Rows from a figure dataset =>

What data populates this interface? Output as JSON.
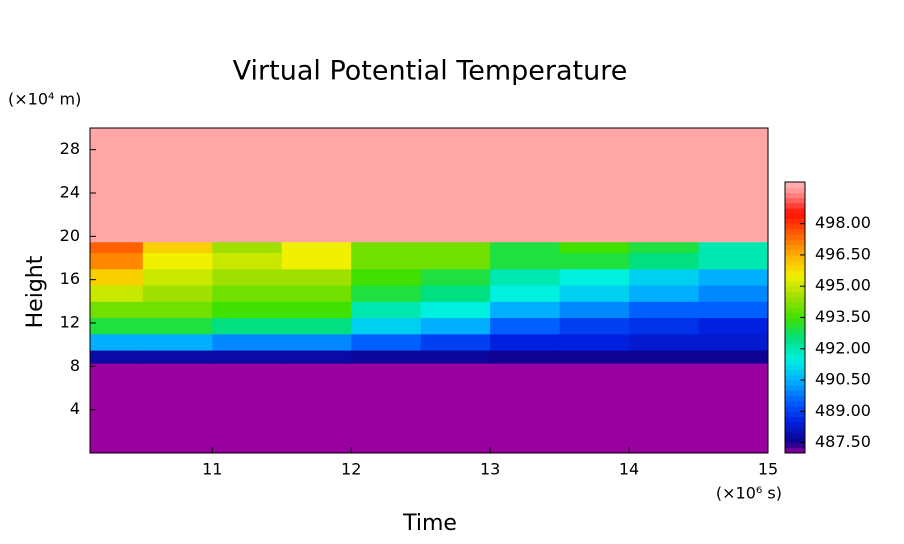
{
  "chart_data": {
    "type": "heatmap",
    "title": "Virtual Potential Temperature",
    "xlabel": "Time",
    "ylabel": "Height",
    "x_unit": "(×10⁶ s)",
    "y_unit": "(×10⁴ m)",
    "xlim": [
      10.12,
      15
    ],
    "xticks": [
      11,
      12,
      13,
      14,
      15
    ],
    "ylim": [
      0,
      30
    ],
    "yticks": [
      4,
      8,
      12,
      16,
      20,
      24,
      28
    ],
    "x_edges": [
      10.12,
      10.5,
      11,
      11.5,
      12,
      12.5,
      13,
      13.5,
      14,
      14.5,
      15
    ],
    "y_edges": [
      0,
      8.3,
      9.5,
      11,
      12.5,
      14,
      15.5,
      17,
      18.5,
      19.5,
      30
    ],
    "z": [
      [
        487,
        487,
        487,
        487,
        487,
        487,
        487,
        487,
        487,
        487
      ],
      [
        487.8,
        487.8,
        487.8,
        487.8,
        487.7,
        487.7,
        487.6,
        487.6,
        487.6,
        487.6
      ],
      [
        490.5,
        490.5,
        490,
        490,
        489.5,
        489,
        488.5,
        488.5,
        488.3,
        488.3
      ],
      [
        493,
        493,
        492.5,
        492.5,
        491,
        490.5,
        489.5,
        489,
        488.8,
        488.5
      ],
      [
        494,
        494,
        493.5,
        493.5,
        492,
        491.5,
        490.5,
        490,
        489.5,
        489.5
      ],
      [
        495,
        494.5,
        494,
        494,
        493,
        492.5,
        491.5,
        491,
        490.5,
        490
      ],
      [
        496,
        495,
        494.5,
        494.5,
        493.5,
        493,
        492,
        491.5,
        491,
        490.5
      ],
      [
        497,
        495.5,
        495,
        495.5,
        494,
        494,
        493,
        493,
        492.5,
        492
      ],
      [
        497.5,
        496,
        494.5,
        495.5,
        494,
        494,
        493,
        493.5,
        493,
        492
      ],
      [
        499.8,
        499.8,
        499.8,
        499.8,
        499.8,
        499.8,
        499.8,
        499.8,
        499.8,
        499.8
      ]
    ],
    "clim": [
      487,
      500
    ],
    "cticks": [
      {
        "value": 487.5,
        "label": "487.50"
      },
      {
        "value": 489,
        "label": "489.00"
      },
      {
        "value": 490.5,
        "label": "490.50"
      },
      {
        "value": 492,
        "label": "492.00"
      },
      {
        "value": 493.5,
        "label": "493.50"
      },
      {
        "value": 495,
        "label": "495.00"
      },
      {
        "value": 496.5,
        "label": "496.50"
      },
      {
        "value": 498,
        "label": "498.00"
      }
    ],
    "colormap": [
      {
        "value": 487,
        "color": "#9a00a0"
      },
      {
        "value": 487.5,
        "color": "#10008a"
      },
      {
        "value": 488.5,
        "color": "#0020e0"
      },
      {
        "value": 489.5,
        "color": "#0060ff"
      },
      {
        "value": 490.5,
        "color": "#00b0ff"
      },
      {
        "value": 491.5,
        "color": "#00f0e0"
      },
      {
        "value": 492.5,
        "color": "#00e080"
      },
      {
        "value": 493.5,
        "color": "#40e000"
      },
      {
        "value": 494.5,
        "color": "#a0e000"
      },
      {
        "value": 495.5,
        "color": "#f0f000"
      },
      {
        "value": 496.5,
        "color": "#ffb000"
      },
      {
        "value": 497.5,
        "color": "#ff6000"
      },
      {
        "value": 498.5,
        "color": "#ff1000"
      },
      {
        "value": 499.5,
        "color": "#ff9090"
      },
      {
        "value": 500,
        "color": "#ffb6b6"
      }
    ]
  }
}
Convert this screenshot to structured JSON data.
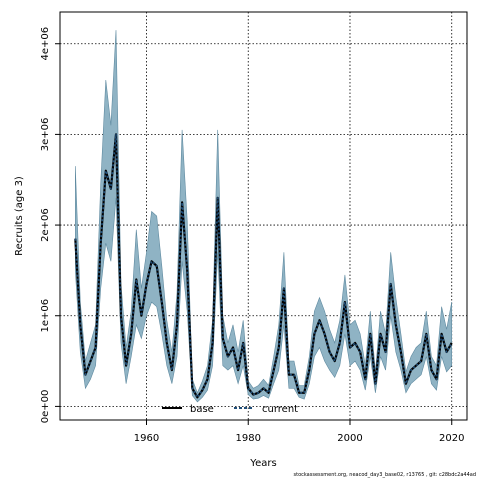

WRITTEN PROBLEM => Copy all lines from the material that include "JSON".

ANSWER FOR THIS EXERCISE =>
What data populates this interface? Output as JSON.
Convert this screenshot to structured JSON data.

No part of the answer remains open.